* Records about charts and figures *
══════
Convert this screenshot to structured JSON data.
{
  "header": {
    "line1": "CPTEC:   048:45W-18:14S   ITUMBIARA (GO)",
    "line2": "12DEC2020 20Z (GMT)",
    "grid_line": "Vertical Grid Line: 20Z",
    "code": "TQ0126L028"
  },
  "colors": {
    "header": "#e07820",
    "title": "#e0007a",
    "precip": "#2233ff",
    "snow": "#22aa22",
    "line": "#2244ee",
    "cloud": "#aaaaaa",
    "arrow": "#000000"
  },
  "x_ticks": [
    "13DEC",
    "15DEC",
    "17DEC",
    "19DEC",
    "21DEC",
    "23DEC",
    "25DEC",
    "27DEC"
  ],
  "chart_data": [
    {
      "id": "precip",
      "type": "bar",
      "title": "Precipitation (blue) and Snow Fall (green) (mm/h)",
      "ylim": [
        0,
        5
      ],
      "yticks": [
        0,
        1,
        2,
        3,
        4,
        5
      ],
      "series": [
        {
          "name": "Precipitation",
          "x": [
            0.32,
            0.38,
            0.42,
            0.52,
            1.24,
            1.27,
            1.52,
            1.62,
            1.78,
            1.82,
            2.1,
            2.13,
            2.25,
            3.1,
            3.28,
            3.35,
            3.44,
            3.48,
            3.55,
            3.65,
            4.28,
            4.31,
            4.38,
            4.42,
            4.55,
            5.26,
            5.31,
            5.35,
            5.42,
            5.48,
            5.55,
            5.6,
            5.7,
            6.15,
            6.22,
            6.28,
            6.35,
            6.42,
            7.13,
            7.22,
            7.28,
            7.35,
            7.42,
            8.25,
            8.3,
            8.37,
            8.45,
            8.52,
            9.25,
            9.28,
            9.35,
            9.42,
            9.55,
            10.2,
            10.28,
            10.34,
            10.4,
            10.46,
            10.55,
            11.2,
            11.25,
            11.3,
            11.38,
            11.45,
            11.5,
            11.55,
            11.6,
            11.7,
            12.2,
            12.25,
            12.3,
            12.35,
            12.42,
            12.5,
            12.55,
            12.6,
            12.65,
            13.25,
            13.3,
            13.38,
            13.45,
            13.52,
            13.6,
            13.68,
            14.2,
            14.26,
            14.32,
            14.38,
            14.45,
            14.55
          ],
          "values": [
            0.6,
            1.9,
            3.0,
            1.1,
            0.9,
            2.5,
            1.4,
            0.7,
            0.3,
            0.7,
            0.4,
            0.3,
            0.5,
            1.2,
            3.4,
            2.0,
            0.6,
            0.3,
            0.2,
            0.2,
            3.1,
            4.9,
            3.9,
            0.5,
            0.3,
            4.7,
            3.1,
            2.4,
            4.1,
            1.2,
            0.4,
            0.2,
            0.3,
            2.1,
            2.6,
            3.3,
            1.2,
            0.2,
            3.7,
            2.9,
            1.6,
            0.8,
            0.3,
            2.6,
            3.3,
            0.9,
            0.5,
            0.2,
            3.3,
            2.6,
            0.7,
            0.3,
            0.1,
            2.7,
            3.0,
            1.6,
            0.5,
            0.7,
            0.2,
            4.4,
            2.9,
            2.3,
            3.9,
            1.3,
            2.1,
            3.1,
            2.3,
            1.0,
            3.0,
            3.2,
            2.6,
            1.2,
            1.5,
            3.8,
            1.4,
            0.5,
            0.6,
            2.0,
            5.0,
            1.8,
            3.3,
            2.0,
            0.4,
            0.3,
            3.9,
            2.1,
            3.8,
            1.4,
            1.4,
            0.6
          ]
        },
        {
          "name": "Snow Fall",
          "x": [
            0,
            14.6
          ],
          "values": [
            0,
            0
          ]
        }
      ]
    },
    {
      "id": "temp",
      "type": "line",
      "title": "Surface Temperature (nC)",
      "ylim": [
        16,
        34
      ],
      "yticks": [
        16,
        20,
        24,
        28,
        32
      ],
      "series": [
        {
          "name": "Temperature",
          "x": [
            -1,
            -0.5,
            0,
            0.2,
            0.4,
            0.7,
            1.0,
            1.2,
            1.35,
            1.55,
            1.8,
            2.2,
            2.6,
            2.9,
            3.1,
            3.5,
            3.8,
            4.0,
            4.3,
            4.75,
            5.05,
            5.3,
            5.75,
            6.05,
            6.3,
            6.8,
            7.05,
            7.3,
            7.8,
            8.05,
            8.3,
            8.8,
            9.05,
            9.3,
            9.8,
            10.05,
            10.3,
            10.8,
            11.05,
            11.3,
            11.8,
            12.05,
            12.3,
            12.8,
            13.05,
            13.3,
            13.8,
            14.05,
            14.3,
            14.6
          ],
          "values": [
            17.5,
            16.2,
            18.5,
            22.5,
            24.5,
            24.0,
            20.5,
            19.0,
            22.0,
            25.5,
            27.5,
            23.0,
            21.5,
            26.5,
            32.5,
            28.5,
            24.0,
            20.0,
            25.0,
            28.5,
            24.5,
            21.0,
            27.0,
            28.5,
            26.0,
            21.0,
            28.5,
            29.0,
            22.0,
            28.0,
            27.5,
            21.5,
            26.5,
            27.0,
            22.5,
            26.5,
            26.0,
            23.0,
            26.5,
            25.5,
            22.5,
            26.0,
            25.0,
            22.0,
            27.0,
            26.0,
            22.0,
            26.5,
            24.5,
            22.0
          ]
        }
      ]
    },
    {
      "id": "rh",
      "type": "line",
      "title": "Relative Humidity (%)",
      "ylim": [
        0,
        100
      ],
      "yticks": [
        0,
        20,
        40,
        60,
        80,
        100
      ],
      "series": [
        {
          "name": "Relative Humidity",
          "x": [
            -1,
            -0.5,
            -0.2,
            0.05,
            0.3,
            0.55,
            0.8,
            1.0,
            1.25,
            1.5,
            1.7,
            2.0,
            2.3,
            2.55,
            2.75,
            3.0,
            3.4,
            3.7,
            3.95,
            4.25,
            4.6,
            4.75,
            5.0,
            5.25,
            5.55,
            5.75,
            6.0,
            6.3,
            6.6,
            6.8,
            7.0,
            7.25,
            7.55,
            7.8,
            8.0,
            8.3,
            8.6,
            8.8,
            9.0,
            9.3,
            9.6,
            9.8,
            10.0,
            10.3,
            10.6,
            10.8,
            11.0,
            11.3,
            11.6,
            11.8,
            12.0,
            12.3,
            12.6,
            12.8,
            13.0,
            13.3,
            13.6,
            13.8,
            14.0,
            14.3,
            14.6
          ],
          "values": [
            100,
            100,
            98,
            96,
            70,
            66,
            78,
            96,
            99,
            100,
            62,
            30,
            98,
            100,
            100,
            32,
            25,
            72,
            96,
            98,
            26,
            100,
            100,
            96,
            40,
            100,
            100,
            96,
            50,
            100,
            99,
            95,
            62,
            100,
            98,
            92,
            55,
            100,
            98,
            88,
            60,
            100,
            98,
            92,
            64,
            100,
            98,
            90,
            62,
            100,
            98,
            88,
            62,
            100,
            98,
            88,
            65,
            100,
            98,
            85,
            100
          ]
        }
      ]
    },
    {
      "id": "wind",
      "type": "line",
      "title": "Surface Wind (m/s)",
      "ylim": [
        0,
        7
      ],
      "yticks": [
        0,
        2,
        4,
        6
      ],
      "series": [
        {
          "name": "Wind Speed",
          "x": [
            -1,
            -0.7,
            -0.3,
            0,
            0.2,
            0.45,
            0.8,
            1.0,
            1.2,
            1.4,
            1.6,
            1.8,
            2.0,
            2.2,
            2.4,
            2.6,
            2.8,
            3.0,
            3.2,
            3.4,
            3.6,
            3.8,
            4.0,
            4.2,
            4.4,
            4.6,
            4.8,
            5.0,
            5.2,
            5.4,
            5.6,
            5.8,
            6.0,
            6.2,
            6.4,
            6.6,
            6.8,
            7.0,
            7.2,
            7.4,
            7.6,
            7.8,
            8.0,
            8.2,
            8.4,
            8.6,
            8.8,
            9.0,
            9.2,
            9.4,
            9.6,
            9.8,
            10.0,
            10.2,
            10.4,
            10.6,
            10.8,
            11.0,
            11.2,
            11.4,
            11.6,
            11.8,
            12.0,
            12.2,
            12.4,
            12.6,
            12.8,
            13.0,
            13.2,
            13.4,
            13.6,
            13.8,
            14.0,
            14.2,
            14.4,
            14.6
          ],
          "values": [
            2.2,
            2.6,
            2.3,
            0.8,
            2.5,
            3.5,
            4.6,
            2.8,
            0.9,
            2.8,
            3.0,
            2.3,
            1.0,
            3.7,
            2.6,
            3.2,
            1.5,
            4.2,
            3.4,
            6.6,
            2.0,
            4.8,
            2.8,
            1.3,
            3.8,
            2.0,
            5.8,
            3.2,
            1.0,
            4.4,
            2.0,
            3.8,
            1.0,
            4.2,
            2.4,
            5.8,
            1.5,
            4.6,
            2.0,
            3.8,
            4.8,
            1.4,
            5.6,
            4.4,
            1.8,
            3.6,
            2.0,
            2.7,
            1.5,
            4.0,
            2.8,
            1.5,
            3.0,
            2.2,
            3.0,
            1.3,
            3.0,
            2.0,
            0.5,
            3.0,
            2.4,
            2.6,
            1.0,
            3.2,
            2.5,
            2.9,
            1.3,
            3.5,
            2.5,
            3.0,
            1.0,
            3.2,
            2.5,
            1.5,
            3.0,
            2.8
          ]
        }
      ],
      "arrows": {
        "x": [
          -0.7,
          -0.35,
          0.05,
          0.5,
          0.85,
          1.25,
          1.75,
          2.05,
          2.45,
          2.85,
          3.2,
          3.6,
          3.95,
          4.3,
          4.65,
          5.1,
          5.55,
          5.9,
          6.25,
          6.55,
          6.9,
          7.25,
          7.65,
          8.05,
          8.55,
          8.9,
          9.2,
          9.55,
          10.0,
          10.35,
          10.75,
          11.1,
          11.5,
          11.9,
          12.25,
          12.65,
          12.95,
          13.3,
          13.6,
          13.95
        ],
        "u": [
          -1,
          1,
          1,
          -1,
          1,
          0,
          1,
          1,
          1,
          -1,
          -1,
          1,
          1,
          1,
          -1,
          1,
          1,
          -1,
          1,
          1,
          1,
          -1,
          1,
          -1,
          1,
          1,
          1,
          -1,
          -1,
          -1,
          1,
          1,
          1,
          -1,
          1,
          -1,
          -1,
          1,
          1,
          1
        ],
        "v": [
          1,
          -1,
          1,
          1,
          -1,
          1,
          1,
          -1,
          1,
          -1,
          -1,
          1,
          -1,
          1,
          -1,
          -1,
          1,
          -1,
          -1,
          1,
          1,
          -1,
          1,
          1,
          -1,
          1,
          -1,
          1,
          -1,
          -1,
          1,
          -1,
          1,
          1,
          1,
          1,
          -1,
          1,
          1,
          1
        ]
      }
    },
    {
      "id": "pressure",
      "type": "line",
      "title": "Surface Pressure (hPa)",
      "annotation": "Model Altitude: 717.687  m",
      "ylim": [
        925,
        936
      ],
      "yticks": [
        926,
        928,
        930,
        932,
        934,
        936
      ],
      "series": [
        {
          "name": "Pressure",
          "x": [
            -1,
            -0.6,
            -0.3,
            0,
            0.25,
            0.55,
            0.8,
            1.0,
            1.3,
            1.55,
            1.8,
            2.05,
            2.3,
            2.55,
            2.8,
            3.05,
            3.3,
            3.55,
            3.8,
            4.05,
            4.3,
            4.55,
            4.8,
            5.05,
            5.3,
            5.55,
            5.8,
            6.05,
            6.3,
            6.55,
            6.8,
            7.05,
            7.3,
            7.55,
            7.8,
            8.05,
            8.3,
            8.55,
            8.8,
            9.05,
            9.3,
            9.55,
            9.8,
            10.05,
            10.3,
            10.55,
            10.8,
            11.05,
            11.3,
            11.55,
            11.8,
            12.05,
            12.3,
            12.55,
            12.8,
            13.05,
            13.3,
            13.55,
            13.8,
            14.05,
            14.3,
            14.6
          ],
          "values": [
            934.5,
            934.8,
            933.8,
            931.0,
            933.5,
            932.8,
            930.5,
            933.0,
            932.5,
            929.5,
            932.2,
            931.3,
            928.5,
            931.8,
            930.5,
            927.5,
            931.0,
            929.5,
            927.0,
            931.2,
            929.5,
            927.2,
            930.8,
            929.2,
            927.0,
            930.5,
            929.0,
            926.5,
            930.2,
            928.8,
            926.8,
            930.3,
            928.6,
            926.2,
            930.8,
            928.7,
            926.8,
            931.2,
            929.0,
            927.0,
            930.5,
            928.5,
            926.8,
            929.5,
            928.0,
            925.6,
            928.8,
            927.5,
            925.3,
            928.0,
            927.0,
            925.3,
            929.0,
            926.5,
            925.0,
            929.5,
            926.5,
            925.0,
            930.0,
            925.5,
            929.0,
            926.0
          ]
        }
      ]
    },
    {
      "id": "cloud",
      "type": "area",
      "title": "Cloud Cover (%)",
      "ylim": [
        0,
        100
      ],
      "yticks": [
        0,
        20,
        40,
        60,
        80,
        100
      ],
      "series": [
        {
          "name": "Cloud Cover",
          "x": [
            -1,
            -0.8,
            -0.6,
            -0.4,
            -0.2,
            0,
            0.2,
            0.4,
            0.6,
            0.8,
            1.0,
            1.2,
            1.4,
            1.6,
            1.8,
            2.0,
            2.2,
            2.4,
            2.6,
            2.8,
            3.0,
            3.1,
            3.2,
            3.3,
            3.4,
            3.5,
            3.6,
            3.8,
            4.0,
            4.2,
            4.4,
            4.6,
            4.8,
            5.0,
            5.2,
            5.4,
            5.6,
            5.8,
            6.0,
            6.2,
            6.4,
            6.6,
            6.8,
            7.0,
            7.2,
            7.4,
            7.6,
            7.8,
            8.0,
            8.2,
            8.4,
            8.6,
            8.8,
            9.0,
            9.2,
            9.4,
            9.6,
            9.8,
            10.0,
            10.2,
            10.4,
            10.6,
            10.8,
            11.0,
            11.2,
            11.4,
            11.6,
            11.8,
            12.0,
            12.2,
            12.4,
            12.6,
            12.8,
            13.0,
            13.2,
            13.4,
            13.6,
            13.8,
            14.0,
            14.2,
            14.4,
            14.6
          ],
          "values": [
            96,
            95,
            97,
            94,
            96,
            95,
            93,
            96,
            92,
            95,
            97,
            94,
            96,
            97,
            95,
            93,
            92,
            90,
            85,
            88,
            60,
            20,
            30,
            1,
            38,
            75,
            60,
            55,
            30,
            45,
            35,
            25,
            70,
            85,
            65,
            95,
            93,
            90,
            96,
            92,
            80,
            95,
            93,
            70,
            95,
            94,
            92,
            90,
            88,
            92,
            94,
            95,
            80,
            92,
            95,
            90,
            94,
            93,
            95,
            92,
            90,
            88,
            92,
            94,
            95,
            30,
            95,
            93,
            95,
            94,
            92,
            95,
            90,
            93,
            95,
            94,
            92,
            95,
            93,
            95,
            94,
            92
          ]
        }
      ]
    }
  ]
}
══════
* Short task *
Go through the listing above and pull out each line containing the word "title".

* Task response *
    "title": "#e0007a",
      "title": "Precipitation (blue) and Snow Fall (green) (mm/h)",
      "title": "Surface Temperature (nC)",
      "title": "Relative Humidity (%)",
      "title": "Surface Wind (m/s)",
      "title": "Surface Pressure (hPa)",
      "title": "Cloud Cover (%)",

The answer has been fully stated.